THE PROBLEM
Count how many lines hold the word "iônicas" and give that number as the whole answer.

* START GIVEN INFORMATION *

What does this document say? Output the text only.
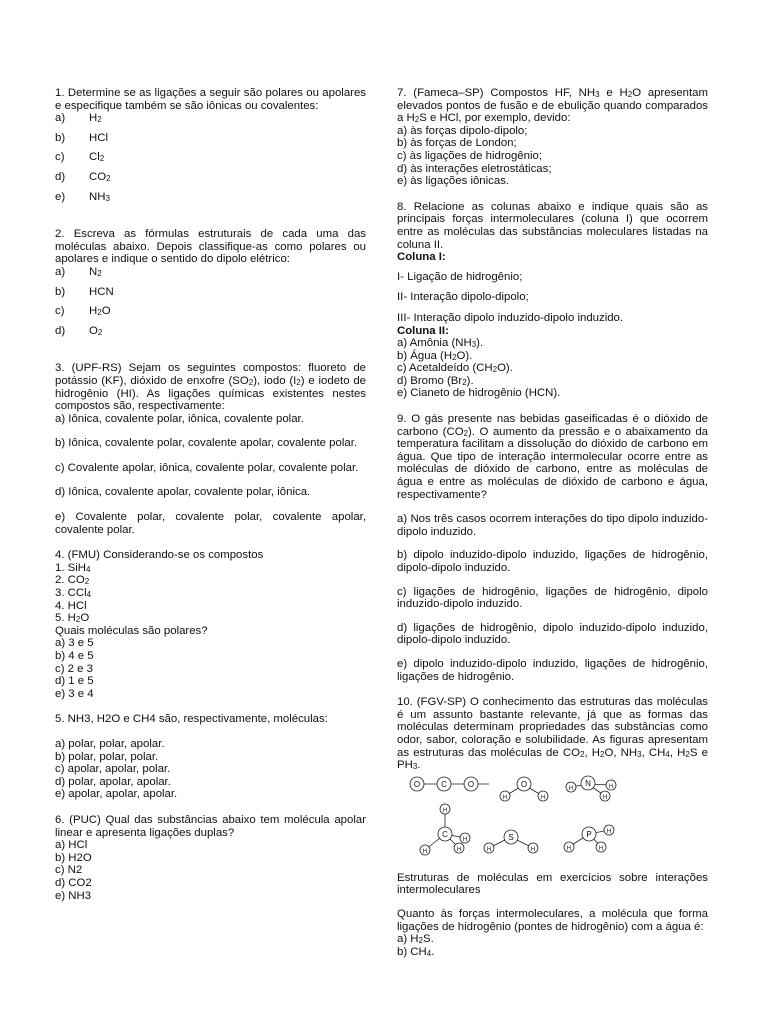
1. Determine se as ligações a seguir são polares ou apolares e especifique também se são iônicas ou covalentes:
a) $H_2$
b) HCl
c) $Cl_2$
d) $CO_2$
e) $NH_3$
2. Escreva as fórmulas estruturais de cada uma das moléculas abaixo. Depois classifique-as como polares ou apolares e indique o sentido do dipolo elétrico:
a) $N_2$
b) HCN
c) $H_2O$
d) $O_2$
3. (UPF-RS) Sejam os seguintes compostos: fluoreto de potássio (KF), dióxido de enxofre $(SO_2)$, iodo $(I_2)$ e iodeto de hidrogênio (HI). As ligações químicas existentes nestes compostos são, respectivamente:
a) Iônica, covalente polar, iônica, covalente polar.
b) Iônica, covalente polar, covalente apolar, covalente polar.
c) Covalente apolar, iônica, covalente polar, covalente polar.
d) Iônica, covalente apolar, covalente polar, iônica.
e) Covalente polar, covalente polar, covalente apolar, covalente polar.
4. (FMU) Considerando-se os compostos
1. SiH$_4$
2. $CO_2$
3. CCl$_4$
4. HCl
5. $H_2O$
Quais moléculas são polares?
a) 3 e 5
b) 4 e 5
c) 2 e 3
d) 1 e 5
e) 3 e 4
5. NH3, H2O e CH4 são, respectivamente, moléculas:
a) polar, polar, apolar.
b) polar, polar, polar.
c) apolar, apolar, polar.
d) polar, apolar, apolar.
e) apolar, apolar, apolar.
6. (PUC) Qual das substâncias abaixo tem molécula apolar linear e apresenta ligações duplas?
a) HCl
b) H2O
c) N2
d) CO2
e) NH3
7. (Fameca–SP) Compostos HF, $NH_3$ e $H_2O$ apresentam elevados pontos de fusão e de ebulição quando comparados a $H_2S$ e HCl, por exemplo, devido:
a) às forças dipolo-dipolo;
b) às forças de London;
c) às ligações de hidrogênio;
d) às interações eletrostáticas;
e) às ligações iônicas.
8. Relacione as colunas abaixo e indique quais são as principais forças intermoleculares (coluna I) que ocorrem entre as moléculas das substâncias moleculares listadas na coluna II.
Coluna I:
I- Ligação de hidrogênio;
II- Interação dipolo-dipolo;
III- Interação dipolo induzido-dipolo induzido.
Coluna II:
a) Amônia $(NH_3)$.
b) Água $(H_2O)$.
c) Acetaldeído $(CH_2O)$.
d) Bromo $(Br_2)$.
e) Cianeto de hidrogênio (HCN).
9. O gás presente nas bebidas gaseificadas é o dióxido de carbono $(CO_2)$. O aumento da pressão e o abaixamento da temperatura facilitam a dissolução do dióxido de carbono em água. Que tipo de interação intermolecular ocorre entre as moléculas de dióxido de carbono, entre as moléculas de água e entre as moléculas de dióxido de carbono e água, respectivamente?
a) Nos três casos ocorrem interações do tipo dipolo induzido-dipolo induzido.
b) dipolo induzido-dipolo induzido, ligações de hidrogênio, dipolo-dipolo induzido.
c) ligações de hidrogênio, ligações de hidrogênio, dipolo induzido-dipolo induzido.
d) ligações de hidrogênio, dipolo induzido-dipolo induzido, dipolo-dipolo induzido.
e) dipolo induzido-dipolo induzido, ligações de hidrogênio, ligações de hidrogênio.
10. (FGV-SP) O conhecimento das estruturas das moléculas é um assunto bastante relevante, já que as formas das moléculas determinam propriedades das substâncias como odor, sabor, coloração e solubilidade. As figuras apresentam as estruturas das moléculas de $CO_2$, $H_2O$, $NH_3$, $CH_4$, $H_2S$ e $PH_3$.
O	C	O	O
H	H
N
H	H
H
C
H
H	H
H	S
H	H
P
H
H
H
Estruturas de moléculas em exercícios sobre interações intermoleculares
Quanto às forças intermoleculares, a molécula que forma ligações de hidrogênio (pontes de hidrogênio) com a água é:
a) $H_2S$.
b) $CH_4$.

* END GIVEN INFORMATION *
* START GIVEN INFORMATION *

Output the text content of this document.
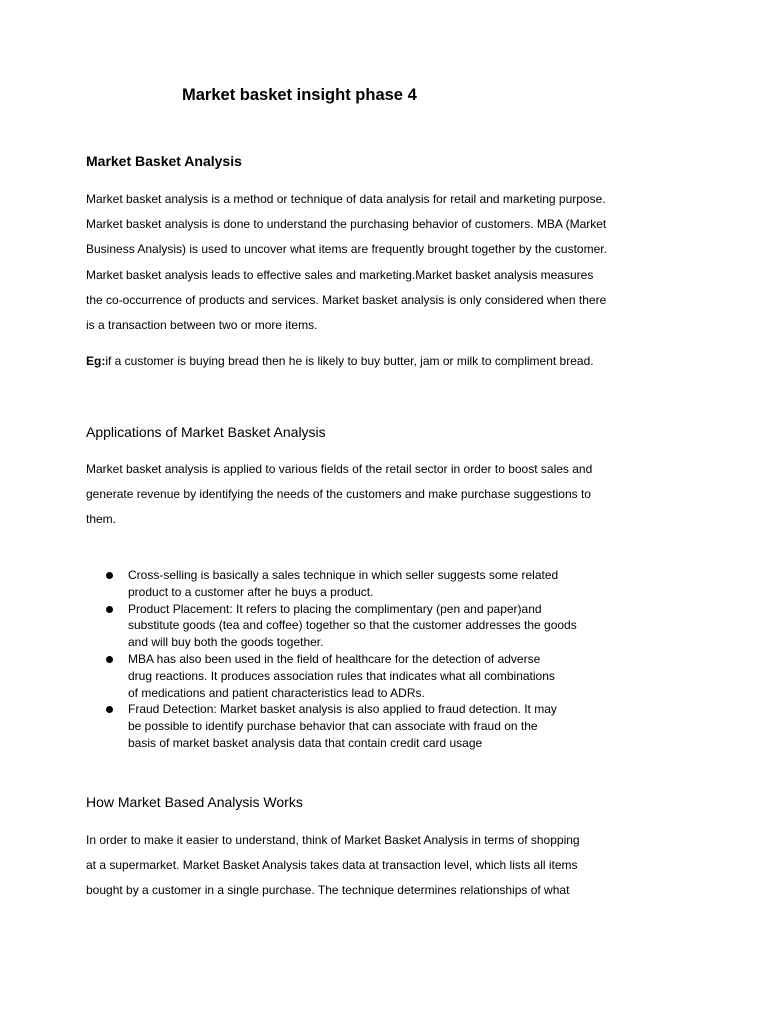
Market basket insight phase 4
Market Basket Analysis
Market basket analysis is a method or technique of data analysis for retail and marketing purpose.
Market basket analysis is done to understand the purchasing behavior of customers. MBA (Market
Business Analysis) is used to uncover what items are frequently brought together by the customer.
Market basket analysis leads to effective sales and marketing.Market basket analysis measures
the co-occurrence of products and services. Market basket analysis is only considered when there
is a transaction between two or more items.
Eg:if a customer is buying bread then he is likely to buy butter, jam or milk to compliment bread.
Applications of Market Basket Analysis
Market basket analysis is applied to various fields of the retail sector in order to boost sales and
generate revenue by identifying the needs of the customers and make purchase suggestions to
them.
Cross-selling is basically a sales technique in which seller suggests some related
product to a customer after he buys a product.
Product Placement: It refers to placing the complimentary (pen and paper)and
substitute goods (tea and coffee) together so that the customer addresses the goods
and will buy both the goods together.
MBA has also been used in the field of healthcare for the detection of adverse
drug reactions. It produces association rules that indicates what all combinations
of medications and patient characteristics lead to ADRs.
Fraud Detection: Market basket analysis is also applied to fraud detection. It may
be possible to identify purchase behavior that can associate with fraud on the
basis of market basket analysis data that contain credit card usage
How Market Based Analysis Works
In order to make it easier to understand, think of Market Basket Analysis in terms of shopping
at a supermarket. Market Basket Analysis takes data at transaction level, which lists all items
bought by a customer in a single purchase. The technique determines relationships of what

* END GIVEN INFORMATION *

RESULT FOR THIS EXERCISE
2